───── TEXT SEGMENT ─────
\old@ps@headings

A Metric Driven Approach to Mixed Precision Training

Gil Tabak1, Mitchelle Rasquinha1 1Google. [email protected], [email protected]

Abstract

As deep learning methodologies have developed, it has been generally agreed that increasing neural network size improves model quality. However, this is at the expense of memory and compute requirements, which also need to be increased. Various efficiency techniques have been proposed to rein in hardware costs, one being the use of low precision numerics. Recent accelerators have introduced several different 8-bit data types to help accommodate DNNs in terms of numerics. In this paper, we identify a metric driven methodology to aid in the choice of numerics. We demonstrate how such a methodology can help scale training of a language representation model. The technique can be generalized to other model architectures.

I Introduction

The wide success of Deep neural networks has led to continued increases in model sizes and the computing resources needed to train them. Further the introduction of Large Language Models has dramatically increased this demand for training and serving. Such a massive demand for system resources outperforms Moore’s Law and hardware capabilities by a wide margin. Several model efficiency techniques have been proposed to mitigate this unprecedented demand [11, 5], including the use of reduced precision operations. Quantization - the process of reducing the number of bits used to represent a number, can improve the performance of deep learning models by reducing the amount of memory and computational power required.
─────
-- PROBLEMS AND TASKS --
• A. List the title and every section heading in the mixed precision training paper excerpt.
• B. Proceed with the mixed precision training paper, continuing after its final sentence.
───── DATA SHOWN ─────
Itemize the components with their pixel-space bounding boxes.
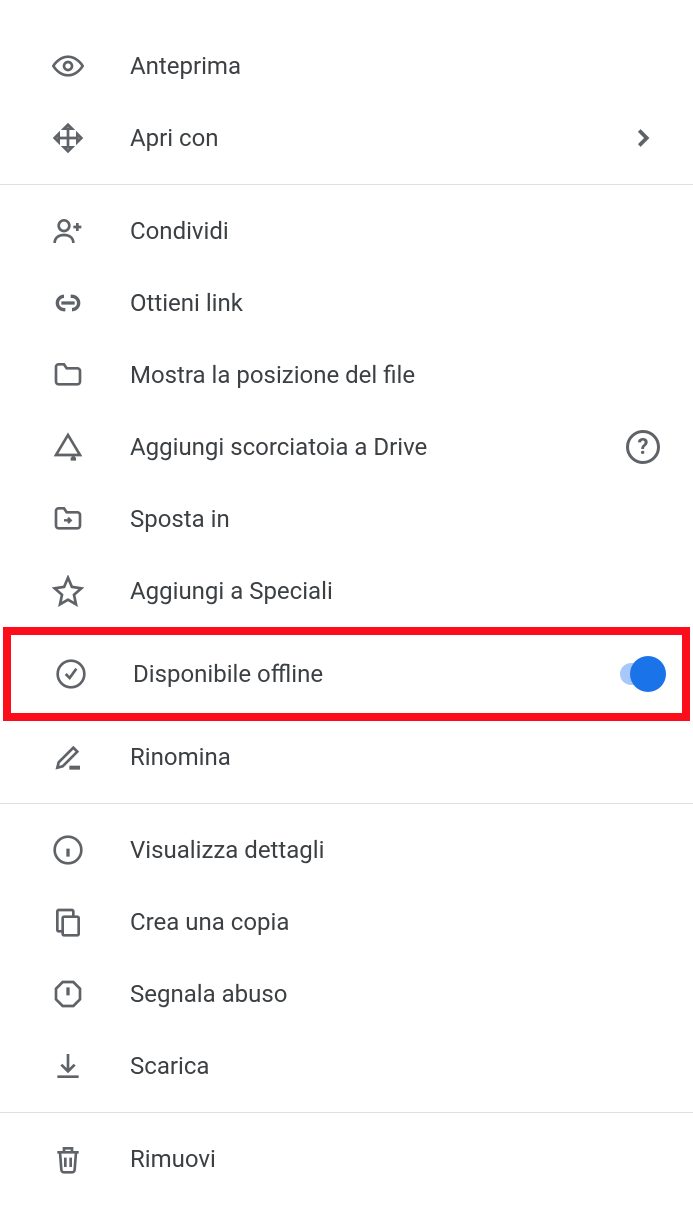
─────
───── DATA SHOWN ─────
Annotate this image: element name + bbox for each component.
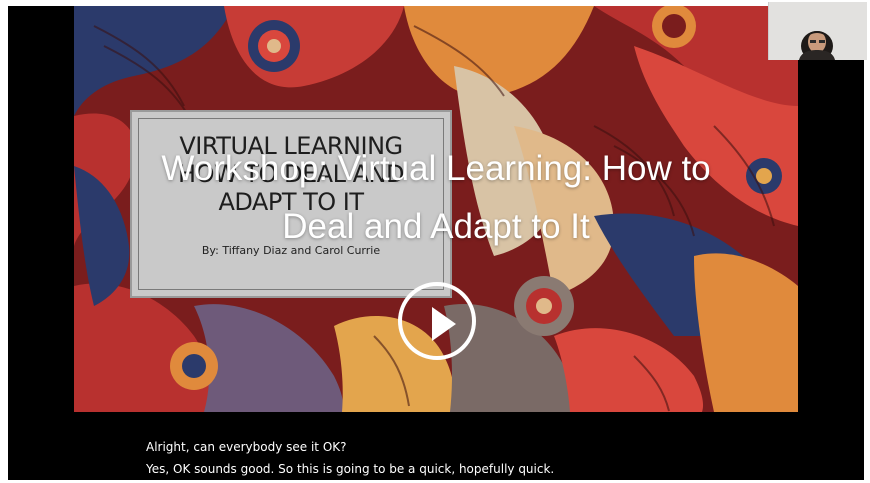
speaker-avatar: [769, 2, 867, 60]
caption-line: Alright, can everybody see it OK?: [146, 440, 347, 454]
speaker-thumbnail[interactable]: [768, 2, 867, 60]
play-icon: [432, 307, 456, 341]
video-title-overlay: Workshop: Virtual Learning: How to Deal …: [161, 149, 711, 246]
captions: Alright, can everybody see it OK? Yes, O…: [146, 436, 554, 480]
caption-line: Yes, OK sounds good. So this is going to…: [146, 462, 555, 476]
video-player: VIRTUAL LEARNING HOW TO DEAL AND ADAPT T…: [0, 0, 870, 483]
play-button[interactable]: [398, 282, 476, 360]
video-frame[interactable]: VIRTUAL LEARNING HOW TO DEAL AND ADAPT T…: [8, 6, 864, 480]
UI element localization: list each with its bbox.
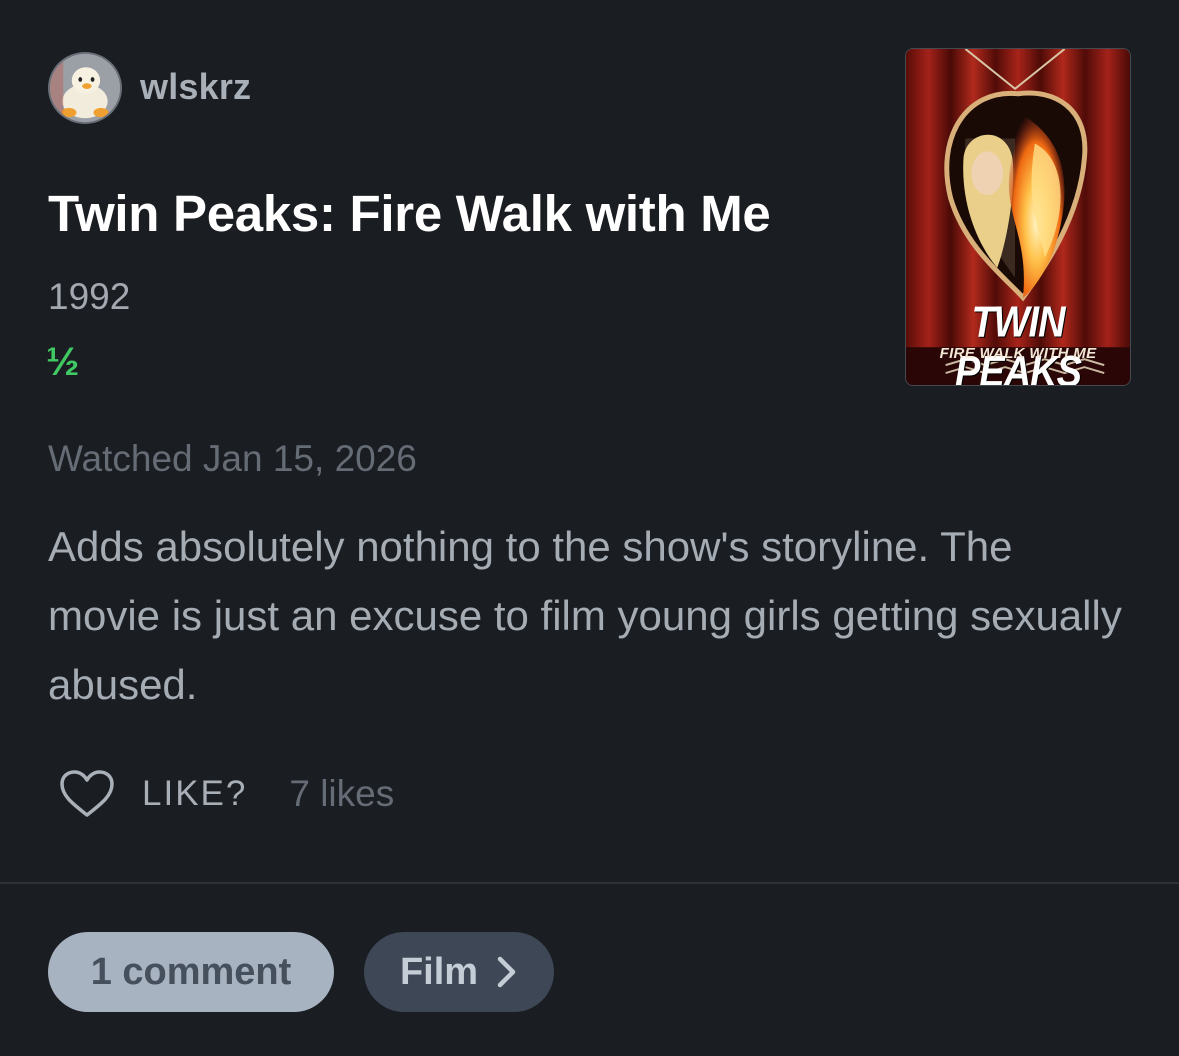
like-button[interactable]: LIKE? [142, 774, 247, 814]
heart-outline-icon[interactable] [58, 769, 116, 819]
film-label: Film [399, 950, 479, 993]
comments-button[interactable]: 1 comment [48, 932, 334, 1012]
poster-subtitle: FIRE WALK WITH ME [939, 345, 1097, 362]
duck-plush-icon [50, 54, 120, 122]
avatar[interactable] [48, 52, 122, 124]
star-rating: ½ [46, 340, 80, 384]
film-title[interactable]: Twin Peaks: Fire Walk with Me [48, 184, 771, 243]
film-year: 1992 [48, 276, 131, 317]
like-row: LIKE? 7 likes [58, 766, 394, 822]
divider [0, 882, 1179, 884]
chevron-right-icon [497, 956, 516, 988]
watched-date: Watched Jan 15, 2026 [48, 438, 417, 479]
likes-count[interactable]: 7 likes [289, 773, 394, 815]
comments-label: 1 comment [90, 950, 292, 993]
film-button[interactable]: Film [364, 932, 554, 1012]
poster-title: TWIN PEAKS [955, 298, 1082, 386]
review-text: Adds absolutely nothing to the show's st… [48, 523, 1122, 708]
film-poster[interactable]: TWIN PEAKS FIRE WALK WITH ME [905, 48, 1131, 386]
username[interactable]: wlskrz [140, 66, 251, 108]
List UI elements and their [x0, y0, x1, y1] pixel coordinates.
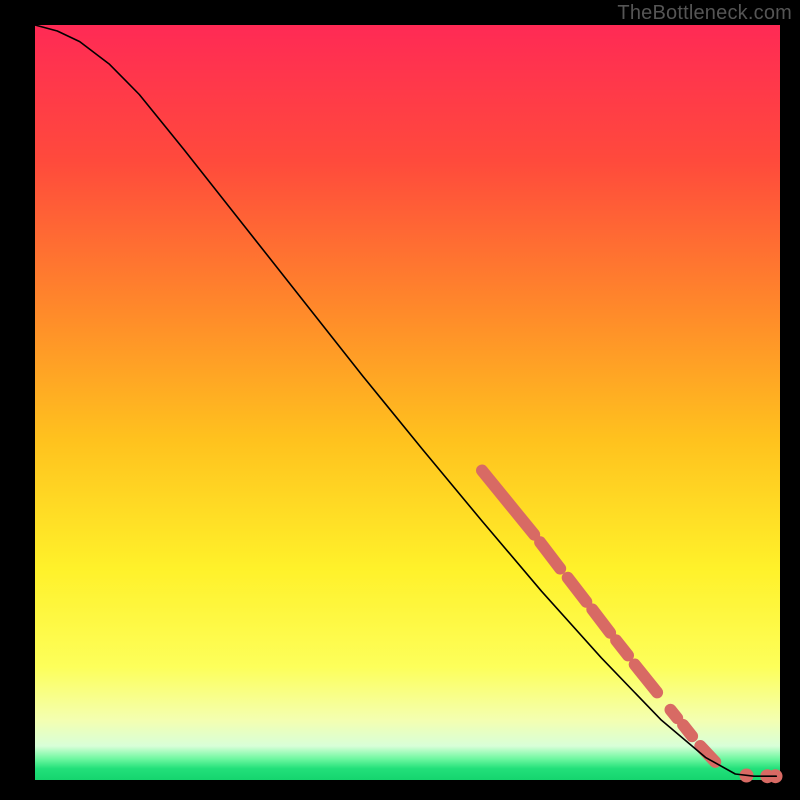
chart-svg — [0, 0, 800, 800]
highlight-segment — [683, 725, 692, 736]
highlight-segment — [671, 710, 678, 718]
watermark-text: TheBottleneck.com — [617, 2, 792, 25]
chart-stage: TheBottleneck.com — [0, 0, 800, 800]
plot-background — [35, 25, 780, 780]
─────
───── DATA SHOWN ─────
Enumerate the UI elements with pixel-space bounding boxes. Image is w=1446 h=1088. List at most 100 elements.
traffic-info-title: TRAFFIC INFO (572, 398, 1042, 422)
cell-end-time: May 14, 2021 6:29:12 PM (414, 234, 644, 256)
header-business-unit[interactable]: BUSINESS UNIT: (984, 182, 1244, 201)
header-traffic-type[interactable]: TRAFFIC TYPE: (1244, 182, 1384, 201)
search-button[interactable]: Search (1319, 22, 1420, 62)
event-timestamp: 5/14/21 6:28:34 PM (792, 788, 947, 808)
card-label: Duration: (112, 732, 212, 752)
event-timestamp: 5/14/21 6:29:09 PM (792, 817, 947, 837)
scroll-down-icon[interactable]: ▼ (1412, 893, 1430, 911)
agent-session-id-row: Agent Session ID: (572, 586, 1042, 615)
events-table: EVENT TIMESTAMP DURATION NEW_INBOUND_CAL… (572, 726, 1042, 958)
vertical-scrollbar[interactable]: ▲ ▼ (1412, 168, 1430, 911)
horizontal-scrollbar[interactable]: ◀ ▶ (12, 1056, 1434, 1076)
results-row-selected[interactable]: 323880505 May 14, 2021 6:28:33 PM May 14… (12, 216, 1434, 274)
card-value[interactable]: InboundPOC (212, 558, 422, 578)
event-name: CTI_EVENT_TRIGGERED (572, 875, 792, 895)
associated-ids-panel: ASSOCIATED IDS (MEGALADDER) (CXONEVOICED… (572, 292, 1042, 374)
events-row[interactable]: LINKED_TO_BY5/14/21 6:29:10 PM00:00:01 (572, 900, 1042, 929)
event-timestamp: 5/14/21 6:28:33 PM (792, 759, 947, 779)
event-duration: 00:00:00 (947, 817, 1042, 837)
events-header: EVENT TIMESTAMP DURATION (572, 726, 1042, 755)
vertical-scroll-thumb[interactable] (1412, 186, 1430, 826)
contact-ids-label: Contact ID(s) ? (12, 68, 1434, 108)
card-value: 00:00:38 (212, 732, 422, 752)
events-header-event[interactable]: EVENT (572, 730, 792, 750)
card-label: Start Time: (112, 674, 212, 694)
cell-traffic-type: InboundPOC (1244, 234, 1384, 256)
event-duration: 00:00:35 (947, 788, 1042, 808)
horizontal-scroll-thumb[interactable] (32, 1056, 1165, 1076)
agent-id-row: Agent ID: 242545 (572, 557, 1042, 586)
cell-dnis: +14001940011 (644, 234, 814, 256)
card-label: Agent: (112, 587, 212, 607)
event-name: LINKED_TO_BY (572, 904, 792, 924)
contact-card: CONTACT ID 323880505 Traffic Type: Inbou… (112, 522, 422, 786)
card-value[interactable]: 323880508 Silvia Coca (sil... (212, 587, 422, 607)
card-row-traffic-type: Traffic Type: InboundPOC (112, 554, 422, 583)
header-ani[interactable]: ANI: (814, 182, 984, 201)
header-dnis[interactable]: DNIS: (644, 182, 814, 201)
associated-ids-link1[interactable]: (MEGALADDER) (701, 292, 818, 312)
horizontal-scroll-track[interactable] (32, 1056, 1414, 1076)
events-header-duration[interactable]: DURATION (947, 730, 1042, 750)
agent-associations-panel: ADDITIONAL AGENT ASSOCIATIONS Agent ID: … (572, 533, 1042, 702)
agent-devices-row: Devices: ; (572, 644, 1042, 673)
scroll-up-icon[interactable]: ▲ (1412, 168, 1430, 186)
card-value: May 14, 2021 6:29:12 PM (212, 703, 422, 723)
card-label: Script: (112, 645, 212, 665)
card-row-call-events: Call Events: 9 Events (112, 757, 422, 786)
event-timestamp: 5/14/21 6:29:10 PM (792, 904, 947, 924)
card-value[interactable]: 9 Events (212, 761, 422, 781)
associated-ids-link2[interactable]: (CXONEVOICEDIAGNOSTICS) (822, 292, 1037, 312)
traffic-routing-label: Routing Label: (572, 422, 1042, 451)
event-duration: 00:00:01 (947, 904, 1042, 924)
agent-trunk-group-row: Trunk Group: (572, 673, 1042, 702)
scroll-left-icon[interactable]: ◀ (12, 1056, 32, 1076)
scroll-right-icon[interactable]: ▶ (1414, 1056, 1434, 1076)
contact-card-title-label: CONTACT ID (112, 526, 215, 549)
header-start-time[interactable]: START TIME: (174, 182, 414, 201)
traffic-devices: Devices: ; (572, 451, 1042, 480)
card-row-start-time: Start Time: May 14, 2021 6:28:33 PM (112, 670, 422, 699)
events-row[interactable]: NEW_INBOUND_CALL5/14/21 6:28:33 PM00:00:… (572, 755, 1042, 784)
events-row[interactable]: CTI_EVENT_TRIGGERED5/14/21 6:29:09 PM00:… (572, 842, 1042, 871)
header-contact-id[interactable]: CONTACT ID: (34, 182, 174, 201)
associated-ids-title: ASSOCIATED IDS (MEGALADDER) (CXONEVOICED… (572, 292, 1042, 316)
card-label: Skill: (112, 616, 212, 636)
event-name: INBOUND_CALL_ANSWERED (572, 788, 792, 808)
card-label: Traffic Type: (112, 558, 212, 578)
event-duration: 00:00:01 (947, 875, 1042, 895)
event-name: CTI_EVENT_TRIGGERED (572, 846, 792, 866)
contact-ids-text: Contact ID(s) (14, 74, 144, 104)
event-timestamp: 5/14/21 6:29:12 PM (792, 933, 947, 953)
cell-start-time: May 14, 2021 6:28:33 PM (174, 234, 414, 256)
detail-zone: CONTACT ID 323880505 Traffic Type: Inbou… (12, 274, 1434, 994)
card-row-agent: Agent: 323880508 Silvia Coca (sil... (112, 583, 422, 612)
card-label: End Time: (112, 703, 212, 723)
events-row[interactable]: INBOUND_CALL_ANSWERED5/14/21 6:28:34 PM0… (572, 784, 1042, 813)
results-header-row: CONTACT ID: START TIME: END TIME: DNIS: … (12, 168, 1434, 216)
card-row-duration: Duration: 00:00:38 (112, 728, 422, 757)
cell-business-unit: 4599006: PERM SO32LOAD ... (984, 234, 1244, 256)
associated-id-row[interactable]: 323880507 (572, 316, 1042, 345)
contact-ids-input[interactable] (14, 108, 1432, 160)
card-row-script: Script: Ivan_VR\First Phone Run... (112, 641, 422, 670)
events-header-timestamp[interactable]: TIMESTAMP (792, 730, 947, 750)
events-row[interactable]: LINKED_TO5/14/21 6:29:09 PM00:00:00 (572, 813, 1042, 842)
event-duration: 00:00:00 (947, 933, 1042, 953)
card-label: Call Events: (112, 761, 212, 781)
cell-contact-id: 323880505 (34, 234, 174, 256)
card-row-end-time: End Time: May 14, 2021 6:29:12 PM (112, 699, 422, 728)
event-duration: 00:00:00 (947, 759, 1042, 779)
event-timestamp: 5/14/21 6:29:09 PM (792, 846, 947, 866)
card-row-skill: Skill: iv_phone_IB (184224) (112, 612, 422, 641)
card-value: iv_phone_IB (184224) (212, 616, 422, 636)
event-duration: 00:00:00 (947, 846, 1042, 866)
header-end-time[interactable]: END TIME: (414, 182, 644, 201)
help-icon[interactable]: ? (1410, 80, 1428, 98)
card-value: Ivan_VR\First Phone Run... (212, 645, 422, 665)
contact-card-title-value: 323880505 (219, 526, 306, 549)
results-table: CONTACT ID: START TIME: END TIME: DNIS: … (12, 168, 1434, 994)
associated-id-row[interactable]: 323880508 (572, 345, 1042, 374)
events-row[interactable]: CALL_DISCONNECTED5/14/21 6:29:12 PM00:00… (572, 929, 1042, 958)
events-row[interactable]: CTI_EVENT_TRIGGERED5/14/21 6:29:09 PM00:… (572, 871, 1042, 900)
─────
-- RESPONSE LIST --
• A.
A Metric Driven Approach to Mixed Precision Training
Abstract
I Introduction

• B.
Deep learning training today includes a wide range of data types. Common floating point types include IEEE single precision, FP32 mode for single precision, IEEE half precision [8], and bfloat16 [1, 7]. More recently 8 bit types have been introduced in deep learning accelerators with trade-offs between the exponent and the mantissa bits to accommodate the needs of different operations within a model. In addition to floating bit representations integer hardware has also been introduced and has two key advantages – (1) Area and energy efficient hardware units (2) Fewer sources of introduced error within the accumulation hardware unit. A given neural network accelerator may provide a few different numerical data types depending on its applicability to operations within the model structure. While the choice of data types provides flexibility in training, it is often a complex search for the right set of numerics for a given model. At bit widths of 16 bits and lower a careful quantization application is required, without which model quality suffers.

We make the following contributions

•

Develop a metric driven methodology to guide the use of different low precision numeric formats.
•

Demonstrate the methodology predicts training quality using different mixed precisions for the BERT model.

II Related Work

The use of low precision numerics in inference has been widely studied and as shown significant benefits in terms of compressing the models while retaining model quality. The use of 8 bit integer for inference was introduced in [6]. A comprehensive list of different techniques to use low precision numerics can be found in [3]. Recently, accelerators have introduced multiple low precision formats [9, 14, 13] further extending their use in both training and serving workloads. [16] have shown that 8-bit floating representation can be used to train convolutional neural networks, with the help of stochastic rounding.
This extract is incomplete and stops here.